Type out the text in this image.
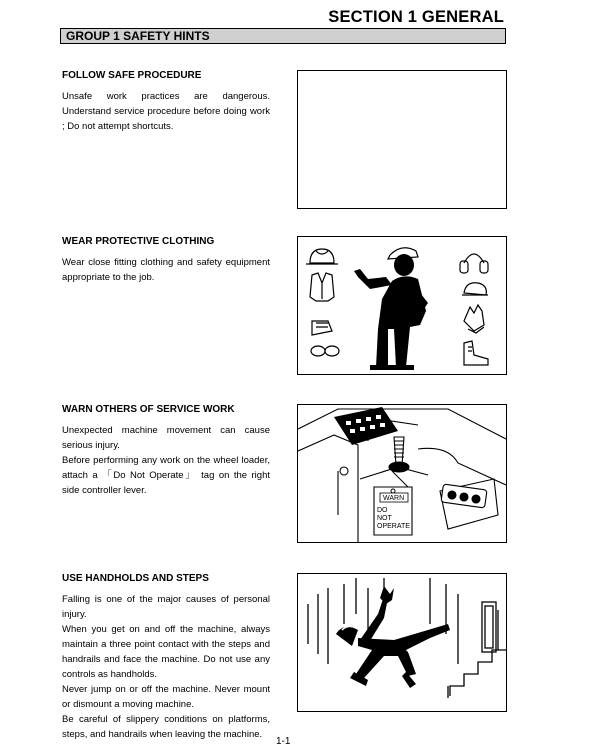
SECTION 1 GENERAL
GROUP 1 SAFETY HINTS
FOLLOW SAFE PROCEDURE

Unsafe work practices are dangerous. Understand service procedure before doing work ; Do not attempt shortcuts.

WEAR PROTECTIVE CLOTHING

Wear close fitting clothing and safety equipment appropriate to the job.

WARN OTHERS OF SERVICE WORK

Unexpected machine movement can cause serious injury.

Before performing any work on the wheel loader, attach a 「Do Not Operate」 tag on the right side controller lever.

WARN
DO
NOT
OPERATE
USE HANDHOLDS AND STEPS

Falling is one of the major causes of personal injury.

When you get on and off the machine, always maintain a three point contact with the steps and handrails and face the machine. Do not use any controls as handholds.

Never jump on or off the machine. Never mount or dismount a moving machine.

Be careful of slippery conditions on platforms, steps, and handrails when leaving the machine.

1-1
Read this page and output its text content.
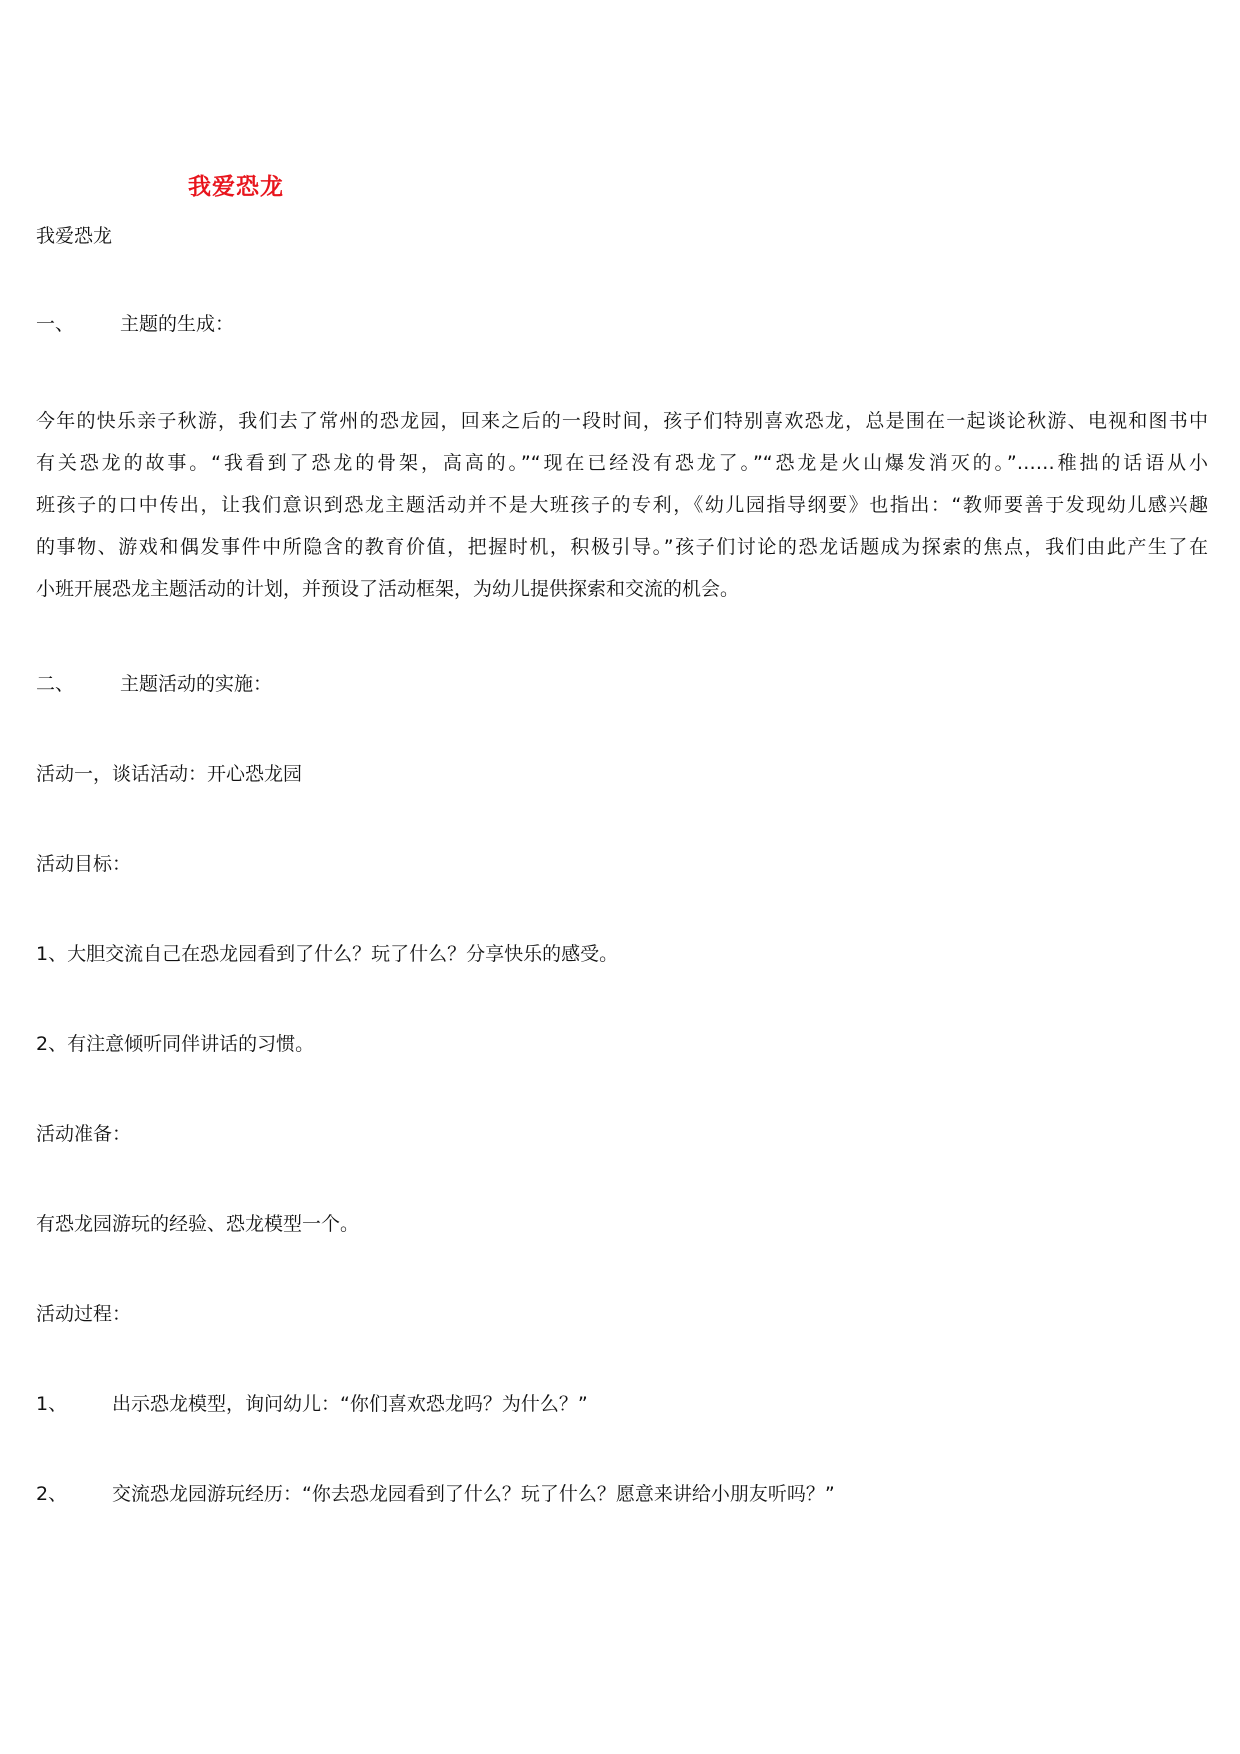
我爱恐龙
我爱恐龙
一、 主题的生成：
今年的快乐亲子秋游，我们去了常州的恐龙园，回来之后的一段时间，孩子们特别喜欢恐龙，总是围在一起谈论秋游、电视和图书中
有关恐龙的故事。“我看到了恐龙的骨架，高高的。”“现在已经没有恐龙了。”“恐龙是火山爆发消灭的。”……稚拙的话语从小
班孩子的口中传出，让我们意识到恐龙主题活动并不是大班孩子的专利，《幼儿园指导纲要》也指出：“教师要善于发现幼儿感兴趣
的事物、游戏和偶发事件中所隐含的教育价值，把握时机，积极引导。”孩子们讨论的恐龙话题成为探索的焦点，我们由此产生了在
小班开展恐龙主题活动的计划，并预设了活动框架，为幼儿提供探索和交流的机会。
二、 主题活动的实施：
活动一，谈话活动：开心恐龙园
活动目标：
1、大胆交流自己在恐龙园看到了什么？玩了什么？分享快乐的感受。
2、有注意倾听同伴讲话的习惯。
活动准备：
有恐龙园游玩的经验、恐龙模型一个。
活动过程：
1、 出示恐龙模型，询问幼儿：“你们喜欢恐龙吗？为什么？”
2、 交流恐龙园游玩经历：“你去恐龙园看到了什么？玩了什么？愿意来讲给小朋友听吗？”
────────
_PROBLEM TO WORK ON:_
Copy the material shown above in full and exactly. Skip the pictures.

_WORKED ANSWER:_
Type out the text in this image.
SECTION 1 GENERAL
GROUP 1 SAFETY HINTS
FOLLOW SAFE PROCEDURE

Unsafe work practices are dangerous. Understand service procedure before doing work ; Do not attempt shortcuts.

WEAR PROTECTIVE CLOTHING

Wear close fitting clothing and safety equipment appropriate to the job.

WARN OTHERS OF SERVICE WORK

Unexpected machine movement can cause serious injury.

Before performing any work on the wheel loader, attach a 「Do Not Operate」 tag on the right side controller lever.

WARN
DO
NOT
OPERATE
USE HANDHOLDS AND STEPS

Falling is one of the major causes of personal injury.

When you get on and off the machine, always maintain a three point contact with the steps and handrails and face the machine. Do not use any controls as handholds.

Never jump on or off the machine. Never mount or dismount a moving machine.

Be careful of slippery conditions on platforms, steps, and handrails when leaving the machine.

1-1
Read this page and output its text content.
我爱恐龙
我爱恐龙
一、 主题的生成：
今年的快乐亲子秋游，我们去了常州的恐龙园，回来之后的一段时间，孩子们特别喜欢恐龙，总是围在一起谈论秋游、电视和图书中
有关恐龙的故事。“我看到了恐龙的骨架，高高的。”“现在已经没有恐龙了。”“恐龙是火山爆发消灭的。”……稚拙的话语从小
班孩子的口中传出，让我们意识到恐龙主题活动并不是大班孩子的专利，《幼儿园指导纲要》也指出：“教师要善于发现幼儿感兴趣
的事物、游戏和偶发事件中所隐含的教育价值，把握时机，积极引导。”孩子们讨论的恐龙话题成为探索的焦点，我们由此产生了在
小班开展恐龙主题活动的计划，并预设了活动框架，为幼儿提供探索和交流的机会。
二、 主题活动的实施：
活动一，谈话活动：开心恐龙园
活动目标：
1、大胆交流自己在恐龙园看到了什么？玩了什么？分享快乐的感受。
2、有注意倾听同伴讲话的习惯。
活动准备：
有恐龙园游玩的经验、恐龙模型一个。
活动过程：
1、 出示恐龙模型，询问幼儿：“你们喜欢恐龙吗？为什么？”
2、 交流恐龙园游玩经历：“你去恐龙园看到了什么？玩了什么？愿意来讲给小朋友听吗？”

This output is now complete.